Exercise instructions
In your copy, reproduce the entries exactly as they are, minus the images.

--------------------------------

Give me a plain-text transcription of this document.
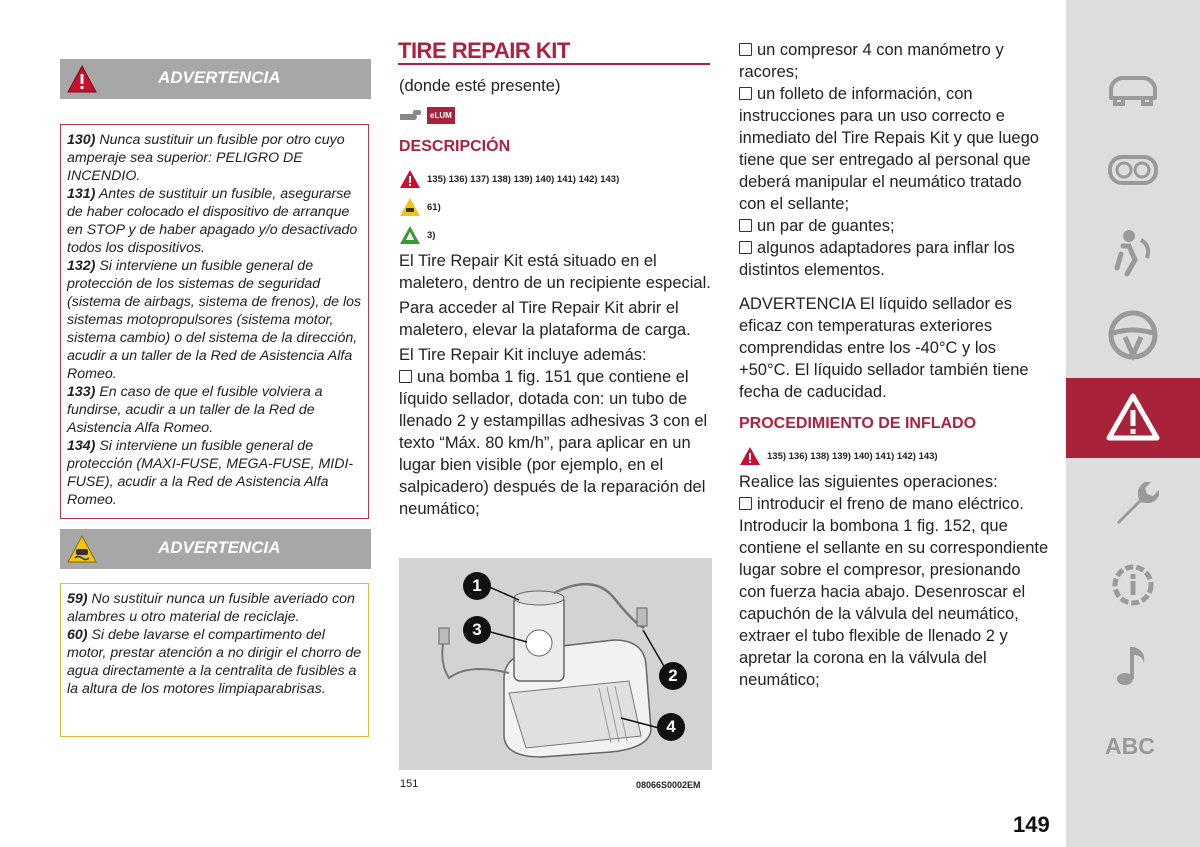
ADVERTENCIA

130) Nunca sustituir un fusible por otro cuyo amperaje sea superior: PELIGRO DE INCENDIO.

131) Antes de sustituir un fusible, asegurarse de haber colocado el dispositivo de arranque en STOP y de haber apagado y/o desactivado todos los dispositivos.

132) Si interviene un fusible general de protección de los sistemas de seguridad (sistema de airbags, sistema de frenos), de los sistemas motopropulsores (sistema motor, sistema cambio) o del sistema de la dirección, acudir a un taller de la Red de Asistencia Alfa Romeo.

133) En caso de que el fusible volviera a fundirse, acudir a un taller de la Red de Asistencia Alfa Romeo.

134) Si interviene un fusible general de protección (MAXI-FUSE, MEGA-FUSE, MIDI-FUSE), acudir a la Red de Asistencia Alfa Romeo.

ADVERTENCIA

59) No sustituir nunca un fusible averiado con alambres u otro material de reciclaje.

60) Si debe lavarse el compartimento del motor, prestar atención a no dirigir el chorro de agua directamente a la centralita de fusibles a la altura de los motores limpiaparabrisas.

TIRE REPAIR KIT
(donde esté presente)
eLUM
DESCRIPCIÓN
135) 136) 137) 138) 139) 140) 141) 142) 143)
61)
3)

El Tire Repair Kit está situado en el maletero, dentro de un recipiente especial.

Para acceder al Tire Repair Kit abrir el maletero, elevar la plataforma de carga.

El Tire Repair Kit incluye además:

una bomba 1 fig. 151 que contiene el líquido sellador, dotada con: un tubo de llenado 2 y estampillas adhesivas 3 con el texto “Máx. 80 km/h”, para aplicar en un lugar bien visible (por ejemplo, en el salpicadero) después de la reparación del neumático;

1
2
3
4
151	08066S0002EM

un compresor 4 con manómetro y racores;

un folleto de información, con instrucciones para un uso correcto e inmediato del Tire Repais Kit y que luego tiene que ser entregado al personal que deberá manipular el neumático tratado con el sellante;

un par de guantes;

algunos adaptadores para inflar los distintos elementos.

ADVERTENCIA El líquido sellador es eficaz con temperaturas exteriores comprendidas entre los -40°C y los +50°C. El líquido sellador también tiene fecha de caducidad.

PROCEDIMIENTO DE INFLADO
135) 136) 138) 139) 140) 141) 142) 143)

Realice las siguientes operaciones:

introducir el freno de mano eléctrico. Introducir la bombona 1 fig. 152, que contiene el sellante en su correspondiente lugar sobre el compresor, presionando con fuerza hacia abajo. Desenroscar el capuchón de la válvula del neumático, extraer el tubo flexible de llenado 2 y apretar la corona en la válvula del neumático;

149
ABC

--------------------------------

The output
Give me a plain-text transcription of this document.
ADVERTENCIA

130) Nunca sustituir un fusible por otro cuyo amperaje sea superior: PELIGRO DE INCENDIO.

131) Antes de sustituir un fusible, asegurarse de haber colocado el dispositivo de arranque en STOP y de haber apagado y/o desactivado todos los dispositivos.

132) Si interviene un fusible general de protección de los sistemas de seguridad (sistema de airbags, sistema de frenos), de los sistemas motopropulsores (sistema motor, sistema cambio) o del sistema de la dirección, acudir a un taller de la Red de Asistencia Alfa Romeo.

133) En caso de que el fusible volviera a fundirse, acudir a un taller de la Red de Asistencia Alfa Romeo.

134) Si interviene un fusible general de protección (MAXI-FUSE, MEGA-FUSE, MIDI-FUSE), acudir a la Red de Asistencia Alfa Romeo.

ADVERTENCIA

59) No sustituir nunca un fusible averiado con alambres u otro material de reciclaje.

60) Si debe lavarse el compartimento del motor, prestar atención a no dirigir el chorro de agua directamente a la centralita de fusibles a la altura de los motores limpiaparabrisas.

TIRE REPAIR KIT
(donde esté presente)
eLUM
DESCRIPCIÓN
135) 136) 137) 138) 139) 140) 141) 142) 143)
61)
3)

El Tire Repair Kit está situado en el maletero, dentro de un recipiente especial.

Para acceder al Tire Repair Kit abrir el maletero, elevar la plataforma de carga.

El Tire Repair Kit incluye además:

una bomba 1 fig. 151 que contiene el líquido sellador, dotada con: un tubo de llenado 2 y estampillas adhesivas 3 con el texto “Máx. 80 km/h”, para aplicar en un lugar bien visible (por ejemplo, en el salpicadero) después de la reparación del neumático;

1
2
3
4
151	08066S0002EM

un compresor 4 con manómetro y racores;

un folleto de información, con instrucciones para un uso correcto e inmediato del Tire Repais Kit y que luego tiene que ser entregado al personal que deberá manipular el neumático tratado con el sellante;

un par de guantes;

algunos adaptadores para inflar los distintos elementos.

ADVERTENCIA El líquido sellador es eficaz con temperaturas exteriores comprendidas entre los -40°C y los +50°C. El líquido sellador también tiene fecha de caducidad.

PROCEDIMIENTO DE INFLADO
135) 136) 138) 139) 140) 141) 142) 143)

Realice las siguientes operaciones:

introducir el freno de mano eléctrico. Introducir la bombona 1 fig. 152, que contiene el sellante en su correspondiente lugar sobre el compresor, presionando con fuerza hacia abajo. Desenroscar el capuchón de la válvula del neumático, extraer el tubo flexible de llenado 2 y apretar la corona en la válvula del neumático;

149
ABC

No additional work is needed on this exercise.